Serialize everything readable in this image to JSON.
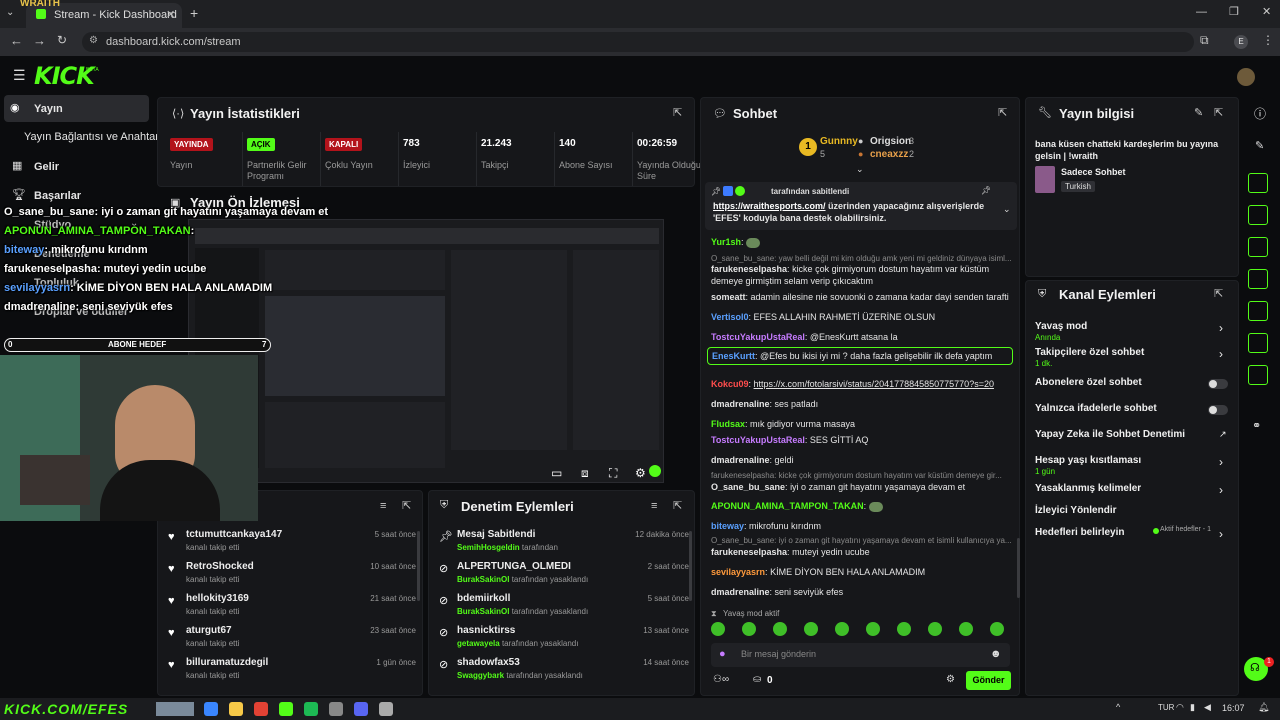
{
  "browser": {
    "tab_title": "Stream - Kick Dashboard",
    "url": "dashboard.kick.com/stream",
    "watermark": "WRAITH",
    "profile_letter": "E"
  },
  "app": {
    "logo": "KICK",
    "logo_small": "BETA"
  },
  "sidebar": {
    "items": [
      {
        "label": "Yayın"
      },
      {
        "label": "Yayın Bağlantısı ve Anahtarı"
      },
      {
        "label": "Gelir"
      },
      {
        "label": "Başarılar"
      },
      {
        "label": "Stüdyo"
      },
      {
        "label": "Denetleme"
      },
      {
        "label": "Topluluk"
      },
      {
        "label": "Droplar ve ödüller"
      }
    ]
  },
  "stats": {
    "title": "Yayın İstatistikleri",
    "cols": [
      {
        "badge": "YAYINDA",
        "label": "Yayın",
        "badge_color": "#b3131b"
      },
      {
        "badge": "AÇIK",
        "label": "Partnerlik Gelir Programı",
        "badge_color": "#53fc18"
      },
      {
        "badge": "KAPALI",
        "label": "Çoklu Yayın",
        "badge_color": "#b3131b"
      },
      {
        "value": "783",
        "label": "İzleyici"
      },
      {
        "value": "21.243",
        "label": "Takipçi"
      },
      {
        "value": "140",
        "label": "Abone Sayısı"
      },
      {
        "value": "00:26:59",
        "label": "Yayında Olduğu Süre"
      }
    ]
  },
  "preview": {
    "title": "Yayın Ön İzlemesi"
  },
  "events": {
    "items": [
      {
        "name": "tctumuttcankaya147",
        "sub": "kanalı takip etti",
        "time": "5 saat önce"
      },
      {
        "name": "RetroShocked",
        "sub": "kanalı takip etti",
        "time": "10 saat önce"
      },
      {
        "name": "hellokity3169",
        "sub": "kanalı takip etti",
        "time": "21 saat önce"
      },
      {
        "name": "aturgut67",
        "sub": "kanalı takip etti",
        "time": "23 saat önce"
      },
      {
        "name": "billuramatuzdegil",
        "sub": "kanalı takip etti",
        "time": "1 gün önce"
      }
    ]
  },
  "moderation": {
    "title": "Denetim Eylemleri",
    "items": [
      {
        "name": "Mesaj Sabitlendi",
        "by": "SemihHosgeldin",
        "action": "tarafından",
        "time": "12 dakika önce"
      },
      {
        "name": "ALPERTUNGA_OLMEDI",
        "by": "BurakSakinOl",
        "action": "tarafından yasaklandı",
        "time": "2 saat önce"
      },
      {
        "name": "bdemiirkoll",
        "by": "BurakSakinOl",
        "action": "tarafından yasaklandı",
        "time": "5 saat önce"
      },
      {
        "name": "hasnicktirss",
        "by": "getawayela",
        "action": "tarafından yasaklandı",
        "time": "13 saat önce"
      },
      {
        "name": "shadowfax53",
        "by": "Swaggybark",
        "action": "tarafından yasaklandı",
        "time": "14 saat önce"
      }
    ]
  },
  "chat": {
    "title": "Sohbet",
    "leaders": {
      "first_name": "Gunnny",
      "first_count": "5",
      "second_name": "Origsion",
      "second_count": "3",
      "third_name": "cneaxzz",
      "third_count": "2"
    },
    "pinned": {
      "by_label": "tarafından sabitlendi",
      "link": "https://wraithesports.com/",
      "text": " üzerinden yapacağınız alışverişlerde 'EFES' koduyla bana destek olabilirsiniz."
    },
    "messages": [
      {
        "user": "Yur1sh",
        "text": "",
        "color": "#53fc18"
      },
      {
        "sys": "O_sane_bu_sane: yaw belli değil mi kim olduğu amk yeni mi geldiniz dünyaya isiml..."
      },
      {
        "user": "farukeneselpasha",
        "text": "kicke çok girmiyorum dostum hayatım var küstüm demeye girmiştim selam verip çıkıcaktım",
        "color": "#e5e5e5"
      },
      {
        "user": "someatt",
        "text": "adamin ailesine nie sovuonki o zamana kadar dayi senden tarafti",
        "color": "#e5e5e5"
      },
      {
        "user": "Vertisol0",
        "text": "EFES ALLAHIN RAHMETİ ÜZERİNE OLSUN",
        "color": "#5aa0ff"
      },
      {
        "user": "TostcuYakupUstaReal",
        "text": "@EnesKurtt atsana la",
        "color": "#c67cff"
      },
      {
        "user": "EnesKurtt",
        "text": "@Efes bu ikisi iyi mi ? daha fazla gelişebilir ilk defa yaptım",
        "color": "#5aa0ff",
        "highlight": true
      },
      {
        "user": "Kokcu09",
        "text": "",
        "link": "https://x.com/fotolarsivi/status/2041778845850775770?s=20",
        "color": "#ff4d4d"
      },
      {
        "user": "dmadrenaline",
        "text": "ses patladı",
        "color": "#e5e5e5"
      },
      {
        "user": "Fludsax",
        "text": "mık gidiyor vurma masaya",
        "color": "#53fc18"
      },
      {
        "user": "TostcuYakupUstaReal",
        "text": "SES GİTTİ AQ",
        "color": "#c67cff"
      },
      {
        "user": "dmadrenaline",
        "text": "geldi",
        "color": "#e5e5e5"
      },
      {
        "sys": "farukeneselpasha: kicke çok girmiyorum dostum hayatım var küstüm demeye gir..."
      },
      {
        "user": "O_sane_bu_sane",
        "text": "iyi o zaman git hayatını yaşamaya devam et",
        "color": "#e5e5e5"
      },
      {
        "user": "APONUN_AMINA_TAMPON_TAKAN",
        "text": "",
        "color": "#53fc18"
      },
      {
        "user": "biteway",
        "text": "mikrofunu kırıdnm",
        "color": "#5aa0ff"
      },
      {
        "sys": "O_sane_bu_sane: iyi o zaman git hayatını yaşamaya devam et isimli kullanıcıya ya..."
      },
      {
        "user": "farukeneselpasha",
        "text": "muteyi yedin ucube",
        "color": "#e5e5e5"
      },
      {
        "user": "sevilayyasrn",
        "text": "KİME DİYON BEN HALA ANLAMADIM",
        "color": "#ff9a3c"
      },
      {
        "user": "dmadrenaline",
        "text": "seni seviyük efes",
        "color": "#e5e5e5"
      }
    ],
    "slow_mode": "Yavaş mod aktif",
    "input_placeholder": "Bir mesaj gönderin",
    "send_label": "Gönder",
    "points": "0"
  },
  "stream_info": {
    "title": "Yayın bilgisi",
    "stream_title": "bana küsen chatteki kardeşlerim bu yayına gelsin | !wraith",
    "category": "Sadece Sohbet",
    "tag": "Turkish"
  },
  "channel_actions": {
    "title": "Kanal Eylemleri",
    "rows": [
      {
        "label": "Yavaş mod",
        "sub": "Anında",
        "control": "chevron"
      },
      {
        "label": "Takipçilere özel sohbet",
        "sub": "1 dk.",
        "control": "chevron"
      },
      {
        "label": "Abonelere özel sohbet",
        "sub": "",
        "control": "toggle"
      },
      {
        "label": "Yalnızca ifadelerle sohbet",
        "sub": "",
        "control": "toggle"
      },
      {
        "label": "Yapay Zeka ile Sohbet Denetimi",
        "sub": "",
        "control": "external"
      },
      {
        "label": "Hesap yaşı kısıtlaması",
        "sub": "1 gün",
        "control": "chevron"
      },
      {
        "label": "Yasaklanmış kelimeler",
        "sub": "",
        "control": "chevron"
      },
      {
        "label": "İzleyici Yönlendir",
        "sub": "",
        "control": "none"
      },
      {
        "label": "Hedefleri belirleyin",
        "sub": "",
        "control": "chevron",
        "note": "Aktif hedefler - 1"
      }
    ]
  },
  "overlay": {
    "chat": [
      {
        "user": "O_sane_bu_sane",
        "text": "iyi o zaman git hayatını yaşamaya devam et"
      },
      {
        "user": "APONUN_AMINA_TAMPON_TAKAN",
        "text": ""
      },
      {
        "user": "biteway",
        "text": "mikrofunu kırıdnm"
      },
      {
        "user": "farukeneselpasha",
        "text": "muteyi yedin ucube"
      },
      {
        "user": "sevilayyasrn",
        "text": "KİME DİYON BEN HALA ANLAMADIM"
      },
      {
        "user": "dmadrenaline",
        "text": "seni seviyük efes"
      }
    ],
    "goal_label": "ABONE HEDEF",
    "goal_min": "0",
    "goal_max": "7",
    "bottom_banner": "KICK.COM/EFES"
  },
  "taskbar": {
    "lang": "TUR",
    "time": "16:07"
  },
  "notification_count": "1"
}
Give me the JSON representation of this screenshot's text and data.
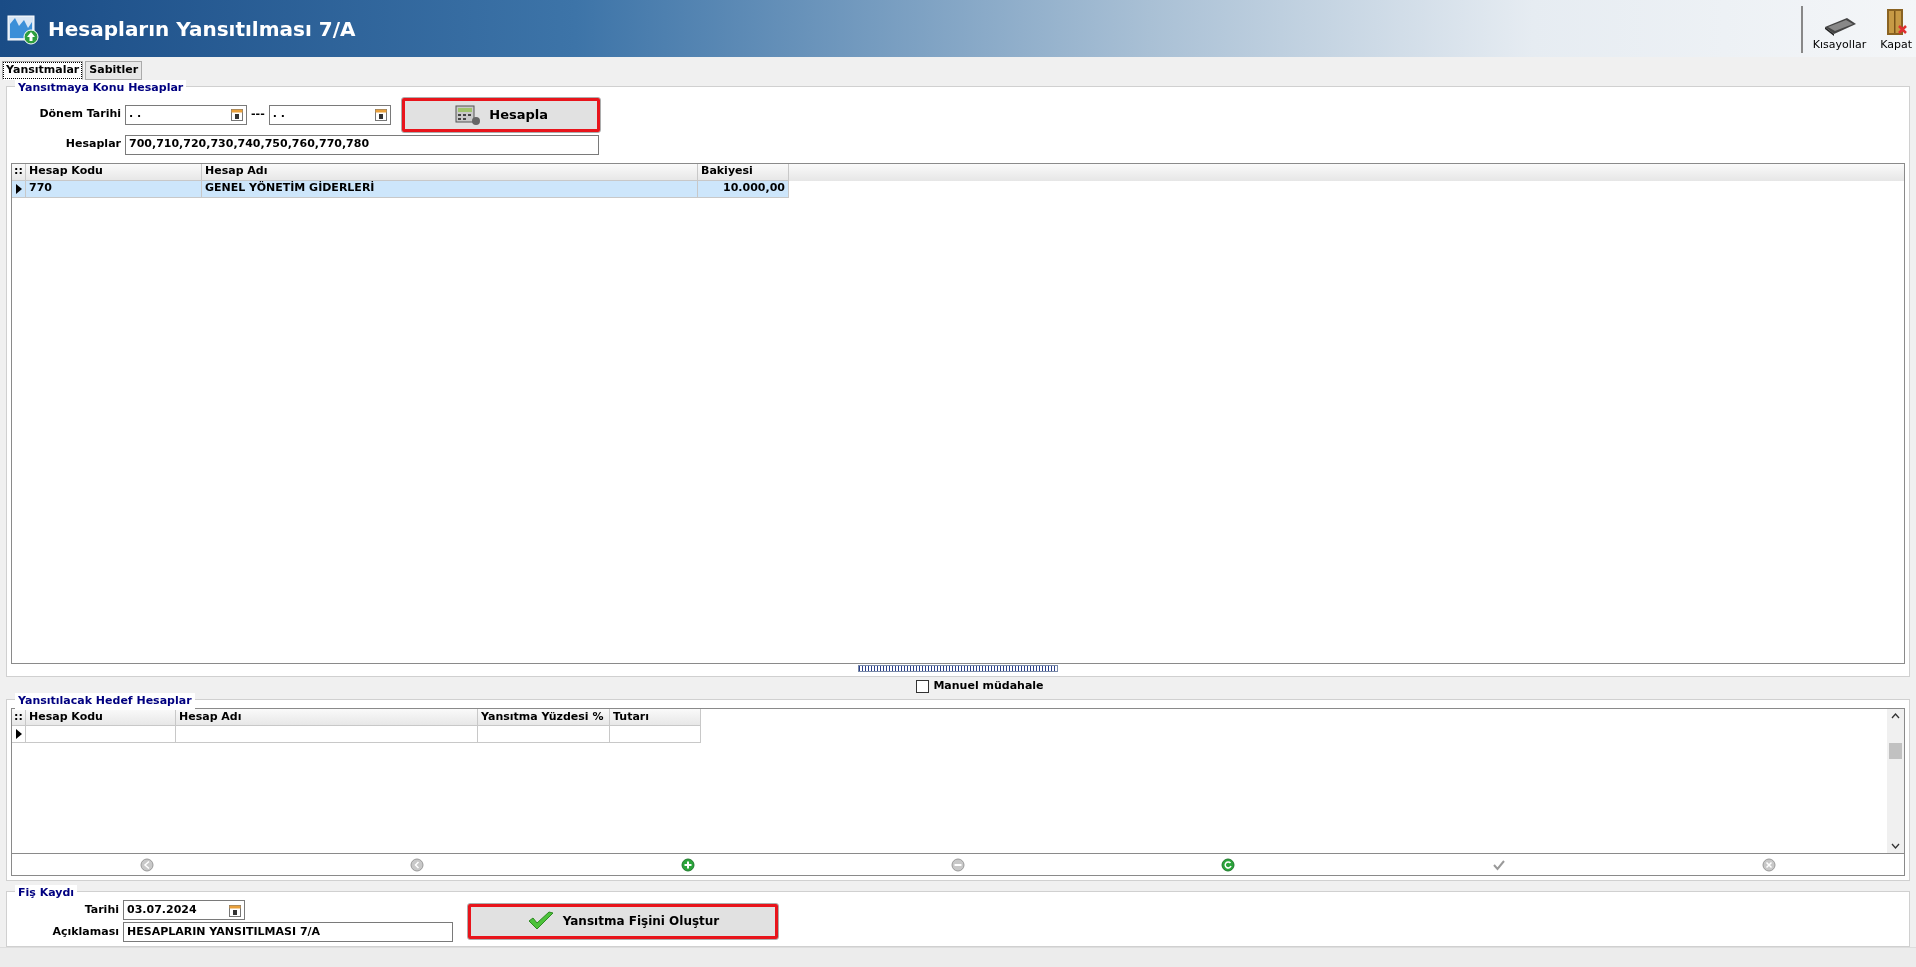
{
  "window": {
    "title": "Hesapların Yansıtılması 7/A"
  },
  "toolbar": [
    {
      "label": "Kısayollar",
      "kind": "keyboard"
    },
    {
      "label": "Kapat",
      "kind": "door"
    }
  ],
  "tabs": [
    {
      "label": "Yansıtmalar",
      "selected": true
    },
    {
      "label": "Sabitler",
      "selected": false
    }
  ],
  "source": {
    "title": "Yansıtmaya Konu Hesaplar",
    "period_label": "Dönem Tarihi",
    "date_from": ". .",
    "separator": "---",
    "date_to": ". .",
    "calc_button": {
      "label": "Hesapla",
      "highlighted": true
    },
    "accounts_label": "Hesaplar",
    "accounts": "700,710,720,730,740,750,760,770,780",
    "table": {
      "corner": "::",
      "columns": [
        {
          "label": "Hesap Kodu",
          "kind": "text"
        },
        {
          "label": "Hesap Adı",
          "kind": "text"
        },
        {
          "label": "Bakiyesi",
          "kind": "amount"
        }
      ],
      "rows": [
        {
          "cells": [
            "770",
            "GENEL YÖNETİM GİDERLERİ",
            "10.000,00"
          ],
          "selected": true
        }
      ]
    }
  },
  "manual": {
    "label": "Manuel müdahale",
    "checked": false
  },
  "target": {
    "title": "Yansıtılacak Hedef Hesaplar",
    "table": {
      "corner": "::",
      "columns": [
        {
          "label": "Hesap Kodu"
        },
        {
          "label": "Hesap Adı"
        },
        {
          "label": "Yansıtma Yüzdesi %"
        },
        {
          "label": "Tutarı"
        }
      ]
    }
  },
  "navigator": [
    {
      "kind": "first",
      "enabled": false
    },
    {
      "kind": "prior",
      "enabled": false
    },
    {
      "kind": "insert",
      "enabled": true
    },
    {
      "kind": "delete",
      "enabled": false
    },
    {
      "kind": "refresh",
      "enabled": true
    },
    {
      "kind": "post",
      "enabled": false
    },
    {
      "kind": "cancel",
      "enabled": false
    }
  ],
  "receipt": {
    "title": "Fiş Kaydı",
    "date_label": "Tarihi",
    "date": "03.07.2024",
    "desc_label": "Açıklaması",
    "desc": "HESAPLARIN YANSITILMASI 7/A",
    "button": {
      "label": "Yansıtma Fişini Oluştur",
      "highlighted": true
    }
  }
}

• Description of the task
Display every line of the listing that contains the string "seviyük".

• Exercise response
        "text": "seni seviyük efes",
        "text": "seni seviyük efes"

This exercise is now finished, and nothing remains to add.